Search the material for the string "JSON" and copy each line where it occurs.

▶ [Dataset excerpt]
■ ■ ■ ■ ■ ■ ■

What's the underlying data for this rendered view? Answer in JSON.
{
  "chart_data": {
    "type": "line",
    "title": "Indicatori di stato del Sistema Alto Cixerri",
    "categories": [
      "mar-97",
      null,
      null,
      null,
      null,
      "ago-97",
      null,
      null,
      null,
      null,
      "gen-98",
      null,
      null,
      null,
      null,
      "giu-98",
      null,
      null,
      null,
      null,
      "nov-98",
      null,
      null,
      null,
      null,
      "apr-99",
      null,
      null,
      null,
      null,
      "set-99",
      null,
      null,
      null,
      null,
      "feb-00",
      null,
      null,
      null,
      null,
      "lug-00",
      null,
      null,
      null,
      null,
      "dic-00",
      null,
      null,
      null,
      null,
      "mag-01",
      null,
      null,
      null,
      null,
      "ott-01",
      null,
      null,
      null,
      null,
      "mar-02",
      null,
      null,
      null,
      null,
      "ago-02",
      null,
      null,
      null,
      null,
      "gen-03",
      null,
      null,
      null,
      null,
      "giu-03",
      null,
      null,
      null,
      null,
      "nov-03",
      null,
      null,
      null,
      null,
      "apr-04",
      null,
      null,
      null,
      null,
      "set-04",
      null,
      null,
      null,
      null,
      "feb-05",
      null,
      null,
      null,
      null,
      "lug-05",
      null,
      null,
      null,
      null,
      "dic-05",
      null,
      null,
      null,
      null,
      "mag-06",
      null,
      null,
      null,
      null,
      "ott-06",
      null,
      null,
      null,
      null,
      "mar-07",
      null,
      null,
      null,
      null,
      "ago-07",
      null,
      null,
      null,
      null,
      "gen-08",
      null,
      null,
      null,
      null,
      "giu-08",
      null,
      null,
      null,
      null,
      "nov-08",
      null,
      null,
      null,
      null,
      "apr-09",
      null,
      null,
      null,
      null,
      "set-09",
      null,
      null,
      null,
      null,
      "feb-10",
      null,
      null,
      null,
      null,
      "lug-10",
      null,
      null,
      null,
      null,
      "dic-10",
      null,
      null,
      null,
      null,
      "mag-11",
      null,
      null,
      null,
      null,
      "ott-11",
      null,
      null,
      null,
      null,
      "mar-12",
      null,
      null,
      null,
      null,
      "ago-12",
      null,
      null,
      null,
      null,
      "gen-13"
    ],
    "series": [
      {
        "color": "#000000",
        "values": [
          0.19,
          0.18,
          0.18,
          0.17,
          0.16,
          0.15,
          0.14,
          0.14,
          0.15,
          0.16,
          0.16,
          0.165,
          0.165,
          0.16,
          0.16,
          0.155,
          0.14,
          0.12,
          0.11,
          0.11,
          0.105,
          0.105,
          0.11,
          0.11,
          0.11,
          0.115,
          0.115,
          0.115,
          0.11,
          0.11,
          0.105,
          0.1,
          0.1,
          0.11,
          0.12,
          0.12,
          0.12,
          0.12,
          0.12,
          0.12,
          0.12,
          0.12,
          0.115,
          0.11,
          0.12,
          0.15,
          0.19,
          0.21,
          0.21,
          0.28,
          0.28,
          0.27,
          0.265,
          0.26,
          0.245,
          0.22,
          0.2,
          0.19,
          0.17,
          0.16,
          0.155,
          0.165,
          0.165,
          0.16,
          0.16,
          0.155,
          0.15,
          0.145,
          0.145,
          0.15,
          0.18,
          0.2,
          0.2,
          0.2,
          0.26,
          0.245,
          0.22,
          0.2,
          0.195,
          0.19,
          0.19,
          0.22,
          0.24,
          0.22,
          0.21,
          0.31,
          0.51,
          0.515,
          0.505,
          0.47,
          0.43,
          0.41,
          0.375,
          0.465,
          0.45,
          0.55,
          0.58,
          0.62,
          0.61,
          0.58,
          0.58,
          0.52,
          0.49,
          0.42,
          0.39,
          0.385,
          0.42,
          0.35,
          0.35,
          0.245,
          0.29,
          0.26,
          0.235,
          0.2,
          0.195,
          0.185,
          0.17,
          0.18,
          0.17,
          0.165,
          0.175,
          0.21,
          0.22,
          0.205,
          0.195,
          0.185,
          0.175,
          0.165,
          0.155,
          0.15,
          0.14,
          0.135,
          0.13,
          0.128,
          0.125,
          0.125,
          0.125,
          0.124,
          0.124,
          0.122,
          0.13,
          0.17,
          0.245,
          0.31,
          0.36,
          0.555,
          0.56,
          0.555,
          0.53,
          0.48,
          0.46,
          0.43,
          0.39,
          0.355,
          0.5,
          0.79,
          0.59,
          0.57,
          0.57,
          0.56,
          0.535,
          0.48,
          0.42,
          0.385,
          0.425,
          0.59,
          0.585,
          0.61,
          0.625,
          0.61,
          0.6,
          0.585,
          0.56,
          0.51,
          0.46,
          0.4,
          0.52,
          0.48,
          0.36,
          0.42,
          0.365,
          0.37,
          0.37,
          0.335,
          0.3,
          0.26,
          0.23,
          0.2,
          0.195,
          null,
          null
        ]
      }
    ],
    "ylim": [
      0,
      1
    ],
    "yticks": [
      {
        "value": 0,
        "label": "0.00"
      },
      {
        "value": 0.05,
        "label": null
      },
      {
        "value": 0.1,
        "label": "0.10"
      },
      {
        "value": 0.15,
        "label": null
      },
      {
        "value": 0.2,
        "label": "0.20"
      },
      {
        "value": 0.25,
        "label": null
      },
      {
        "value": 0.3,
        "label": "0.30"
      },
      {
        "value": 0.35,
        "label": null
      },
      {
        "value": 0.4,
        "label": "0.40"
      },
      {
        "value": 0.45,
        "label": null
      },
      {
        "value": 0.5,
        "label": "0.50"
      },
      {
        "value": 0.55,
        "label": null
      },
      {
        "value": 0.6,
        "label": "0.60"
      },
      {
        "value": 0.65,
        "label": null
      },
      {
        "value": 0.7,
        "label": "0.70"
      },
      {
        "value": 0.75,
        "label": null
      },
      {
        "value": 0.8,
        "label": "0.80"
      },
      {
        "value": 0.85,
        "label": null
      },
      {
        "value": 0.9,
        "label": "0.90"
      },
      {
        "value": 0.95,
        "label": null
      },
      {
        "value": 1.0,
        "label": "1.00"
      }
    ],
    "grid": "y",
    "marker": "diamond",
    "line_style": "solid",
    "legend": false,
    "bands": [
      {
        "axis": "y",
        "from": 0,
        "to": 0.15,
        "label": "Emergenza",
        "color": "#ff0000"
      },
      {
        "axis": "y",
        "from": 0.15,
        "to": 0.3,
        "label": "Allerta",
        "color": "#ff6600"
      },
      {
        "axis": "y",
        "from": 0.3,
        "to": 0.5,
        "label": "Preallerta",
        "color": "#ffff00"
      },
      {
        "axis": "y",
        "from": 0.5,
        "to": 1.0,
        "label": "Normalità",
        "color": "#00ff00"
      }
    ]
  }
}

■ ■ ■ ■ ■ ■ ■

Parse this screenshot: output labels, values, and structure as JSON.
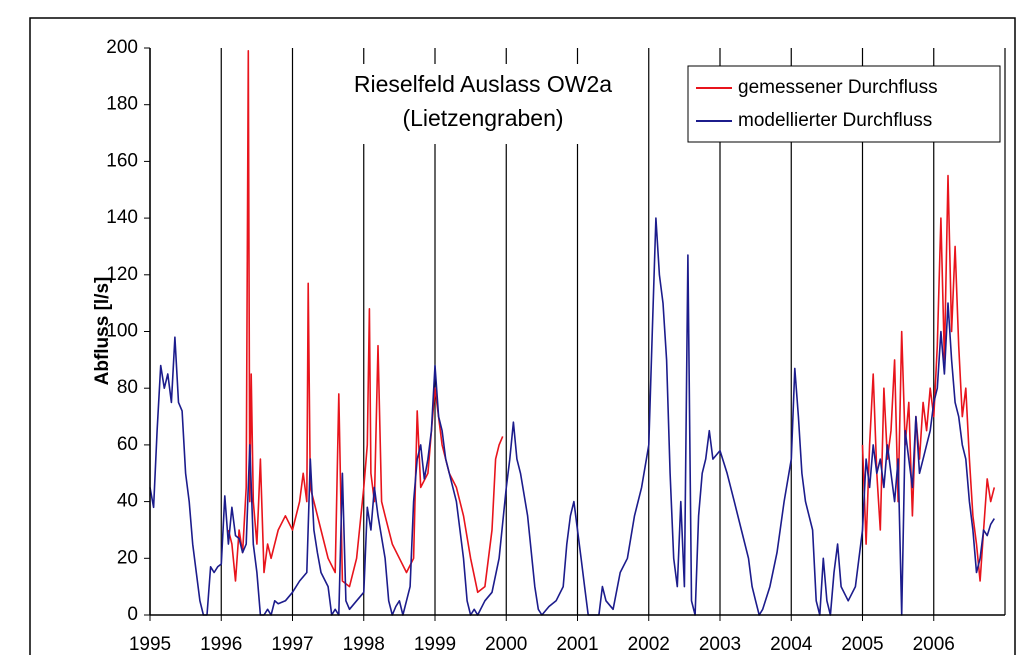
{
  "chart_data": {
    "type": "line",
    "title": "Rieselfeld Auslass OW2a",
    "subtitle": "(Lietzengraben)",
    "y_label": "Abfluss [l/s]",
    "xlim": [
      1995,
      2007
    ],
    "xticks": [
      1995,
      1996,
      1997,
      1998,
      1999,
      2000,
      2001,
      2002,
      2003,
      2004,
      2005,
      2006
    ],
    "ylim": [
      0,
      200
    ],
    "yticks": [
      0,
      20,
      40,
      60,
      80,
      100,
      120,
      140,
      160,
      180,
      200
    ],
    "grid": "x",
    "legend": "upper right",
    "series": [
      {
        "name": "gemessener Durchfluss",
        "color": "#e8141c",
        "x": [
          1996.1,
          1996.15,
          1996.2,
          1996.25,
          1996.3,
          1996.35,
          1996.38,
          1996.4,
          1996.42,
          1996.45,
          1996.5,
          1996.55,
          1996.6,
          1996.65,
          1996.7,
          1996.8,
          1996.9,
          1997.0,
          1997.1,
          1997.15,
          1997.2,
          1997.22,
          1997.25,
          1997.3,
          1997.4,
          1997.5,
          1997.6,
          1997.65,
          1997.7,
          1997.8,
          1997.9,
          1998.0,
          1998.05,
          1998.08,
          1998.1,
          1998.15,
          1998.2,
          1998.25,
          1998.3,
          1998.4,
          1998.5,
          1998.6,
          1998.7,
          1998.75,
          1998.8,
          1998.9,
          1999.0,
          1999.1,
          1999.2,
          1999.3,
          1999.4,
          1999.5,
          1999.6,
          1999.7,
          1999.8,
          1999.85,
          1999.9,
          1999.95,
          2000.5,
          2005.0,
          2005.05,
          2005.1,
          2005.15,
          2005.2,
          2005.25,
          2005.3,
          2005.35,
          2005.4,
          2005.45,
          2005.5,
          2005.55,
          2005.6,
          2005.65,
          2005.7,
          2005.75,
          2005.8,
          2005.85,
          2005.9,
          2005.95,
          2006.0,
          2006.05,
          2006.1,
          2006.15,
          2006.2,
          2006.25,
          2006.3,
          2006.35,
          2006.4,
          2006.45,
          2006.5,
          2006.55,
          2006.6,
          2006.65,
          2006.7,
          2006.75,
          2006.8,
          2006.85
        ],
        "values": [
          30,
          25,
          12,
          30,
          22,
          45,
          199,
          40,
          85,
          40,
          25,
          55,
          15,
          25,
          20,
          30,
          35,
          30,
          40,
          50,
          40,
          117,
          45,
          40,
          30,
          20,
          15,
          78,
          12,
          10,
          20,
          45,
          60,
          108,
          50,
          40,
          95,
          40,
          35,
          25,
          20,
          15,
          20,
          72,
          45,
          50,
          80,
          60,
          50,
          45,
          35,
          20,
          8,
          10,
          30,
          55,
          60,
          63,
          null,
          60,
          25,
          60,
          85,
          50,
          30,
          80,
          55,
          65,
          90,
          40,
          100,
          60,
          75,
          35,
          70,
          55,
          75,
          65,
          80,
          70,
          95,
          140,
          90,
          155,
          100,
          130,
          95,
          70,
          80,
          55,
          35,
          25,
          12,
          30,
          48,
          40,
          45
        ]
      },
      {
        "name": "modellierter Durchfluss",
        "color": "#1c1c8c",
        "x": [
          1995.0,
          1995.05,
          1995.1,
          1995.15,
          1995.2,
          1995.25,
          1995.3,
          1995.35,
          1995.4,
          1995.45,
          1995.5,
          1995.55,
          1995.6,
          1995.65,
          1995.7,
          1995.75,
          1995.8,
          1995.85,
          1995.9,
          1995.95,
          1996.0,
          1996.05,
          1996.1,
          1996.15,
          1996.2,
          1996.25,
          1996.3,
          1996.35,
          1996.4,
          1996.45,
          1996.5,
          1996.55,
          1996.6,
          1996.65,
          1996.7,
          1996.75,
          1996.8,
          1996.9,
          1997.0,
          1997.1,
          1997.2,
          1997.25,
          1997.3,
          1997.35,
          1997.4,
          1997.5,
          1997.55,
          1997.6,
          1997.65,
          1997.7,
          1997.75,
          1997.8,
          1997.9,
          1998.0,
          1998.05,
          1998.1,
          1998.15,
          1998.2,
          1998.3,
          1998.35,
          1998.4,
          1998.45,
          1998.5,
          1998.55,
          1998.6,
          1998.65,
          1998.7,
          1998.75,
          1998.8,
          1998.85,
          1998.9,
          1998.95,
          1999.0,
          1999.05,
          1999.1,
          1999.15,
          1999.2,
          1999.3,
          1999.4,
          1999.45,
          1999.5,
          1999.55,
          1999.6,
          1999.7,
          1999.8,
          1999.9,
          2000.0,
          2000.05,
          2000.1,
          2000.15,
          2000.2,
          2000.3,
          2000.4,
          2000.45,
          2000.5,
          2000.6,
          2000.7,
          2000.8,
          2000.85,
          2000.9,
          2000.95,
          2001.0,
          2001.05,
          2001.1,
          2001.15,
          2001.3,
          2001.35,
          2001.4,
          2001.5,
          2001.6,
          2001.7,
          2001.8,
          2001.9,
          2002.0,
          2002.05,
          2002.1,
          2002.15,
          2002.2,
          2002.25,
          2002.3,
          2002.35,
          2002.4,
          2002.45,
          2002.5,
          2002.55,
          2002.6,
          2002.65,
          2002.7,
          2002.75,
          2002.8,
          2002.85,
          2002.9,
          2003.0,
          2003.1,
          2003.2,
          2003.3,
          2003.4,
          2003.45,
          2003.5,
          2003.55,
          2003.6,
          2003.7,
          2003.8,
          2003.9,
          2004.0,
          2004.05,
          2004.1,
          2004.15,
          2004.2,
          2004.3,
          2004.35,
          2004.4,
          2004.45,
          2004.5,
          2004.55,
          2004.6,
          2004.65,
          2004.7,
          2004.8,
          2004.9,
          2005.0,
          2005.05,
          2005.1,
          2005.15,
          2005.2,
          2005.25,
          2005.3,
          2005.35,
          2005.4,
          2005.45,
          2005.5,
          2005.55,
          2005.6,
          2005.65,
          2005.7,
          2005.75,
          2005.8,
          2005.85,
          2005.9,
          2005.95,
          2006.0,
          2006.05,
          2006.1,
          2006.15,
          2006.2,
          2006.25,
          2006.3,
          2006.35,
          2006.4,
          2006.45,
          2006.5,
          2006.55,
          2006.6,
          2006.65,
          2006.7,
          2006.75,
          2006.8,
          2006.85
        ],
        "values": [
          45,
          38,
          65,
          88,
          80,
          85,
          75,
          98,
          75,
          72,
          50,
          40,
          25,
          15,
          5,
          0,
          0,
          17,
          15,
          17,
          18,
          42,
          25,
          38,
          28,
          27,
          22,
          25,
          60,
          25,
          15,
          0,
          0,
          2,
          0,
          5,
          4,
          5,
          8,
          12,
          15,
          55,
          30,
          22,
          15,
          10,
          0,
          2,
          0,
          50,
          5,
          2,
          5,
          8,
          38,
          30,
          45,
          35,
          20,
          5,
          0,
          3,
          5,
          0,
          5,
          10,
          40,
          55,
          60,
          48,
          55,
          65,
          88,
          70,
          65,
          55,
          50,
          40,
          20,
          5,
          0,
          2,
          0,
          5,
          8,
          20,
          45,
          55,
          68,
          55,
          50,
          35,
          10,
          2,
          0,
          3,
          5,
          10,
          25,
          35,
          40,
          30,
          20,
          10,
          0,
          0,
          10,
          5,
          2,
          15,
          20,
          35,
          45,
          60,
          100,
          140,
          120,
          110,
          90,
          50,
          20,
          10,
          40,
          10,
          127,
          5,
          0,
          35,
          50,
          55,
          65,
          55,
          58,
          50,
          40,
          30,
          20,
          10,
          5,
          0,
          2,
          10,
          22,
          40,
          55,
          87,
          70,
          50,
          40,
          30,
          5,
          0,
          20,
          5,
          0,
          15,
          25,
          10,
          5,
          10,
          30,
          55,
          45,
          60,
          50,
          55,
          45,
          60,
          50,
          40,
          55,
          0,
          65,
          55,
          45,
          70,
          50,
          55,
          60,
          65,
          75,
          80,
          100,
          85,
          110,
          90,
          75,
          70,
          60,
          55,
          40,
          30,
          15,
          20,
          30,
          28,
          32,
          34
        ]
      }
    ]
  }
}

■ ■ ■ ■ ■ ■ ■

▶ [FULL SOLUTION]
What's the underlying data for this rendered view? Answer in JSON.
Parse this screenshot: output labels, values, and structure as JSON.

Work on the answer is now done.